-- START --

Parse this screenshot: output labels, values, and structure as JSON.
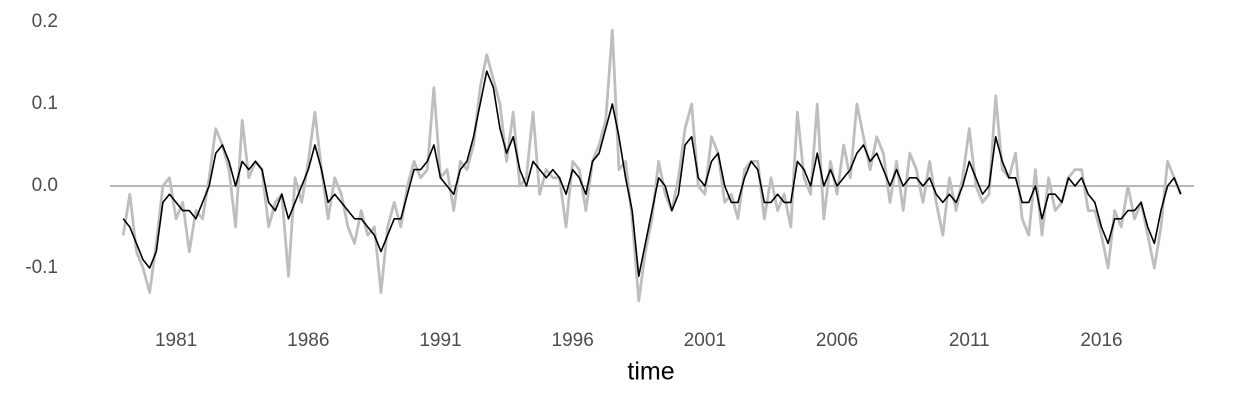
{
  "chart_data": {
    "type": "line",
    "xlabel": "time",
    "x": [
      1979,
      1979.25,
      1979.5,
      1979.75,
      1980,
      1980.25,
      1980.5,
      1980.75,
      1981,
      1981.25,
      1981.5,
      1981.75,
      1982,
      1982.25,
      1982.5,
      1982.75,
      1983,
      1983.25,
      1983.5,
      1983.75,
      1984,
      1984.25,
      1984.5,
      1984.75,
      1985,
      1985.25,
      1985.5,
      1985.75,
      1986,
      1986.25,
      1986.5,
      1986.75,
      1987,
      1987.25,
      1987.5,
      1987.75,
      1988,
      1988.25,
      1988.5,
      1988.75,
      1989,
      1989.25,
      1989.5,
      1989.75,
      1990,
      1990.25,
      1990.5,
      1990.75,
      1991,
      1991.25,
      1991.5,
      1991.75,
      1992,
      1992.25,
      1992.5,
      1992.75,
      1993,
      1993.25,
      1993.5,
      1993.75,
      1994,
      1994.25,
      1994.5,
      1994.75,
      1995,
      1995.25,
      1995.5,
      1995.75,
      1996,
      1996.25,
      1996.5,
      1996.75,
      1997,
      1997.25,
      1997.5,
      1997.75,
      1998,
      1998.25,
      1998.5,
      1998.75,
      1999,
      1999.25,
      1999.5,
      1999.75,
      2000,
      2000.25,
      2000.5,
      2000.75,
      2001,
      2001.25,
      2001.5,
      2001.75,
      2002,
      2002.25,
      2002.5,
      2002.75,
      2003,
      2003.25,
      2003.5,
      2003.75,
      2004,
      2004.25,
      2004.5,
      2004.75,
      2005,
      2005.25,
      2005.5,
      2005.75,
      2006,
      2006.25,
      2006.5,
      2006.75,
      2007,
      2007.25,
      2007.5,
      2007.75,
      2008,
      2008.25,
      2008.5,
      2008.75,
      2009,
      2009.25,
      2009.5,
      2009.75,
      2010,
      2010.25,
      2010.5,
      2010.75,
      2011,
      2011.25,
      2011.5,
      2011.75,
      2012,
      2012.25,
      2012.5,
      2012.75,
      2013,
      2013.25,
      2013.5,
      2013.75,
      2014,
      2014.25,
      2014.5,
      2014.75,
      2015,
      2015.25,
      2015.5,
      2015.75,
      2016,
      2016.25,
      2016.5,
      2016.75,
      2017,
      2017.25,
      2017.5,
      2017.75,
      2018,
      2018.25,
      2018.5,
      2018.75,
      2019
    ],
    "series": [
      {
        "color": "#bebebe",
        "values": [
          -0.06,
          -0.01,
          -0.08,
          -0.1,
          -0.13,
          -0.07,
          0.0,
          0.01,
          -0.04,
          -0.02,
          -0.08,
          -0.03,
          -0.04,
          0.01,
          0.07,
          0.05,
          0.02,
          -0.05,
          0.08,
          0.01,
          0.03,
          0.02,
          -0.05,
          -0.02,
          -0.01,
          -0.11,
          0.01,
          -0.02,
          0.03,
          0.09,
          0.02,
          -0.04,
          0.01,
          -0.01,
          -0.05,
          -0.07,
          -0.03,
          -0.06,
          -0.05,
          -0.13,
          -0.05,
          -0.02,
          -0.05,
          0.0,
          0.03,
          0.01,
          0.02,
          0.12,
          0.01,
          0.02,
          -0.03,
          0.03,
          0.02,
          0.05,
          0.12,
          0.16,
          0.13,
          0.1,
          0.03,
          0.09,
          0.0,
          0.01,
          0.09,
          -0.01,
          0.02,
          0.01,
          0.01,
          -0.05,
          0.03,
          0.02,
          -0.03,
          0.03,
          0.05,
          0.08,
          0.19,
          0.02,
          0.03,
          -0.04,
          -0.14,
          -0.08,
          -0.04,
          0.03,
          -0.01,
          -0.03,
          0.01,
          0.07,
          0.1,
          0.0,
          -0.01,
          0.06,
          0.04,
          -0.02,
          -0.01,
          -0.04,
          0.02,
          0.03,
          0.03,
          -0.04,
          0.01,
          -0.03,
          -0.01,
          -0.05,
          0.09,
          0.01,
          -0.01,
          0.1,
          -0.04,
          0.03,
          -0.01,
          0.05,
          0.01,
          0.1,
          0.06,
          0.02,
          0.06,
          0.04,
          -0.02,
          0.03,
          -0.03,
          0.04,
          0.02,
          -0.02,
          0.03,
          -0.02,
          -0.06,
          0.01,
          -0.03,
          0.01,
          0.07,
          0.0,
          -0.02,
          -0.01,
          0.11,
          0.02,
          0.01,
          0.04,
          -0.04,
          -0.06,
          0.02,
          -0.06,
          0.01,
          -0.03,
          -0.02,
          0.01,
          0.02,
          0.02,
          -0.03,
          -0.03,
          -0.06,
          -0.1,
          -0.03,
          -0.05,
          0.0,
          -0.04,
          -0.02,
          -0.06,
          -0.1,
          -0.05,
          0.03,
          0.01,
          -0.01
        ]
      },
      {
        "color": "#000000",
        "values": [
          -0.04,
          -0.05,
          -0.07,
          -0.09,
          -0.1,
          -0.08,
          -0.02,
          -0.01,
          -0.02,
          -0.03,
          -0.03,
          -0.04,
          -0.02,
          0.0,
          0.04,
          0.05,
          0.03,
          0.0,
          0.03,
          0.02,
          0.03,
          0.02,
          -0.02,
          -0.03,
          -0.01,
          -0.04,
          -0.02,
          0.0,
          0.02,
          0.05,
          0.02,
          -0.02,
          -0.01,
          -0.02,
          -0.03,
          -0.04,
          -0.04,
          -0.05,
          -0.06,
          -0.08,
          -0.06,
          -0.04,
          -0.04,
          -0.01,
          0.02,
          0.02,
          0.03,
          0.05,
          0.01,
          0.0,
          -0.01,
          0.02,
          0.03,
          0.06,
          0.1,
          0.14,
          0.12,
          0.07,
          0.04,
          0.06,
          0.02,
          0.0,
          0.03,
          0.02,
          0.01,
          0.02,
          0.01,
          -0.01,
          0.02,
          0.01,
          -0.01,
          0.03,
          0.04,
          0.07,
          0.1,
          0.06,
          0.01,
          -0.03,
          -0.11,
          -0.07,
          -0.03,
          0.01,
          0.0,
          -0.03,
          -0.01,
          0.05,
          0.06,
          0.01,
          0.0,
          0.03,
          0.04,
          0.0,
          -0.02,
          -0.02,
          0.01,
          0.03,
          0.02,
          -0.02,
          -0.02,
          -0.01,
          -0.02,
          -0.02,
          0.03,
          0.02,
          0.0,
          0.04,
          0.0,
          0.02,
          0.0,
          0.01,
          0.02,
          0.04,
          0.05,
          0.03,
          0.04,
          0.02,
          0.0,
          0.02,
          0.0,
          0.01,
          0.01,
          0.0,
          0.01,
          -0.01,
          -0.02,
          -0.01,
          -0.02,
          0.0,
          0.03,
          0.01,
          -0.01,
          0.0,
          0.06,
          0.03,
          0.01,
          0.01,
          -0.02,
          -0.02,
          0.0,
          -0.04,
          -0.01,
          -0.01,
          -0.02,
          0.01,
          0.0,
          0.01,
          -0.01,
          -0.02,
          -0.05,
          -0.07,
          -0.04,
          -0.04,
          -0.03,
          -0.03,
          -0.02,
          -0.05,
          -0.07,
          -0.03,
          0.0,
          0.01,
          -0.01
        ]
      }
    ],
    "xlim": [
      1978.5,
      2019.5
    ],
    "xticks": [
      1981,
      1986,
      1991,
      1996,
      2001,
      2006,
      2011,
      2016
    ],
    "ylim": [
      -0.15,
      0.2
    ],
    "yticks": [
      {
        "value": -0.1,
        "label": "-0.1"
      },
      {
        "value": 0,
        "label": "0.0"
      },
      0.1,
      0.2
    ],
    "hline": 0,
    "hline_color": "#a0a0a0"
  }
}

-- END --
-- START --

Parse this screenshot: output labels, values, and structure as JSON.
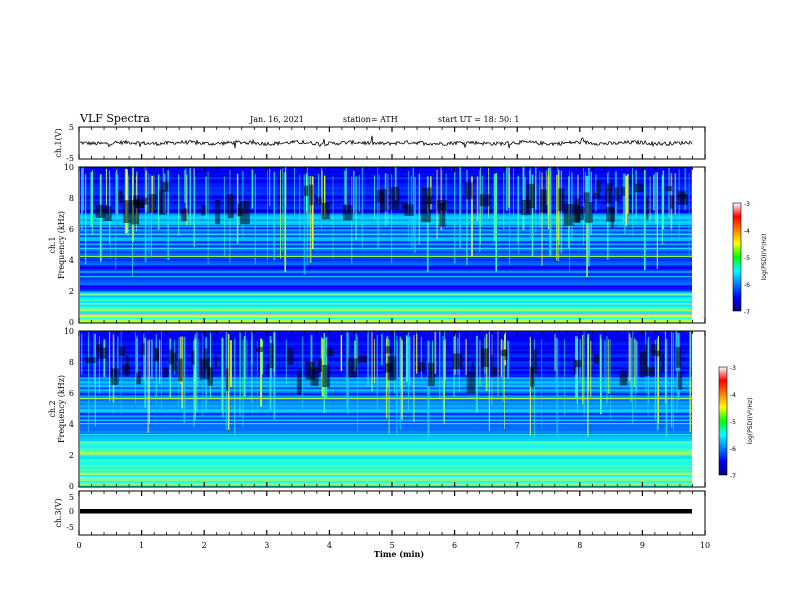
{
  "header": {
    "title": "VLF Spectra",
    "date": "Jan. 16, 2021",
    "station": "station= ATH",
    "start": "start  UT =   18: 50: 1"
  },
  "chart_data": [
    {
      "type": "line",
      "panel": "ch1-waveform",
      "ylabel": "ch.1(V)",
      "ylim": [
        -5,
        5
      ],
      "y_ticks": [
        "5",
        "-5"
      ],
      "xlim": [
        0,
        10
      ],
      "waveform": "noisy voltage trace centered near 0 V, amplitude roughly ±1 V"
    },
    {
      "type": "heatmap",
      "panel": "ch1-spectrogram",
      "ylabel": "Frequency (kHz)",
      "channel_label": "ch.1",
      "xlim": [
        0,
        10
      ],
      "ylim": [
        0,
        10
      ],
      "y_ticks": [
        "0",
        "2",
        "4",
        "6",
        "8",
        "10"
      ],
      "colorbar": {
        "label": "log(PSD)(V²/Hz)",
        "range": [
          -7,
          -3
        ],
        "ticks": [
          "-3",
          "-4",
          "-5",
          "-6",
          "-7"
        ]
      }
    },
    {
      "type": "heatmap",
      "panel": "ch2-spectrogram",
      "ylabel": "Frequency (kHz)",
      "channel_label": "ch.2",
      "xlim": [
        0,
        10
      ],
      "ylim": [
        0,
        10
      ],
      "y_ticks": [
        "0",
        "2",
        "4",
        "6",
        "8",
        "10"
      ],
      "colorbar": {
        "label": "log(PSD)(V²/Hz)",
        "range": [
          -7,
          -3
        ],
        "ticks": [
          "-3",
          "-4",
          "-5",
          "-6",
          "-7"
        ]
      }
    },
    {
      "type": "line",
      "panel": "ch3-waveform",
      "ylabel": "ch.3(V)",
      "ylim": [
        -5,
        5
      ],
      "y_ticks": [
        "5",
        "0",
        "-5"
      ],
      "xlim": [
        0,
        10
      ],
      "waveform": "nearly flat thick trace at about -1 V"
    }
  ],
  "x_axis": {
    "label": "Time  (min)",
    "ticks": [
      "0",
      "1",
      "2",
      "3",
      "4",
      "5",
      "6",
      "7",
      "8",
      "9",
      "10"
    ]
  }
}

-- END --
-- START --

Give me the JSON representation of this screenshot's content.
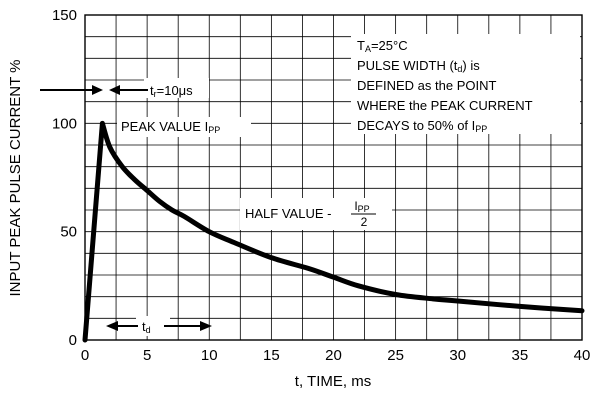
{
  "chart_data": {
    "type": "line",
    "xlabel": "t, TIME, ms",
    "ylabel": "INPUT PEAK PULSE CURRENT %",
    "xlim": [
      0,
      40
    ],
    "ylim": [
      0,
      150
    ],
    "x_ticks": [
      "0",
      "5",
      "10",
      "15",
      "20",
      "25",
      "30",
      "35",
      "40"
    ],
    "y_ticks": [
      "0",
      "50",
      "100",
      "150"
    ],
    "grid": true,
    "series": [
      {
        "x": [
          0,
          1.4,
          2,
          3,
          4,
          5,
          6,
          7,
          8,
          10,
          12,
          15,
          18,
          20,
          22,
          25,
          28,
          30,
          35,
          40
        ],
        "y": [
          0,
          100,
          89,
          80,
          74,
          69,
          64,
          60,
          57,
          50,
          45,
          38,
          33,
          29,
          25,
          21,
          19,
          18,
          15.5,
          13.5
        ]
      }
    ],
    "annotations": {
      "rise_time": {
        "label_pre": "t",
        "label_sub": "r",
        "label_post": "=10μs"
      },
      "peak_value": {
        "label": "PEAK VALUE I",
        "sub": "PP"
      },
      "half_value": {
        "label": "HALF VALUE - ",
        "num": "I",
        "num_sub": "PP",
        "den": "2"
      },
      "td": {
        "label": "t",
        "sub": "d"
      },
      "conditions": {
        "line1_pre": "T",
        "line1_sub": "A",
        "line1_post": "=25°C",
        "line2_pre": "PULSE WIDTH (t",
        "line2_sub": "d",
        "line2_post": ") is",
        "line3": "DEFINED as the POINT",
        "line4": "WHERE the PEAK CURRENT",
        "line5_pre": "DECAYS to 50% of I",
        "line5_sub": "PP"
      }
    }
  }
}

-- END --

• _DIRECTIVE_: Each line containing "ylabel" counts once; state the total number of such lines and nothing else.

• _WRITTEN SOLUTION_: 5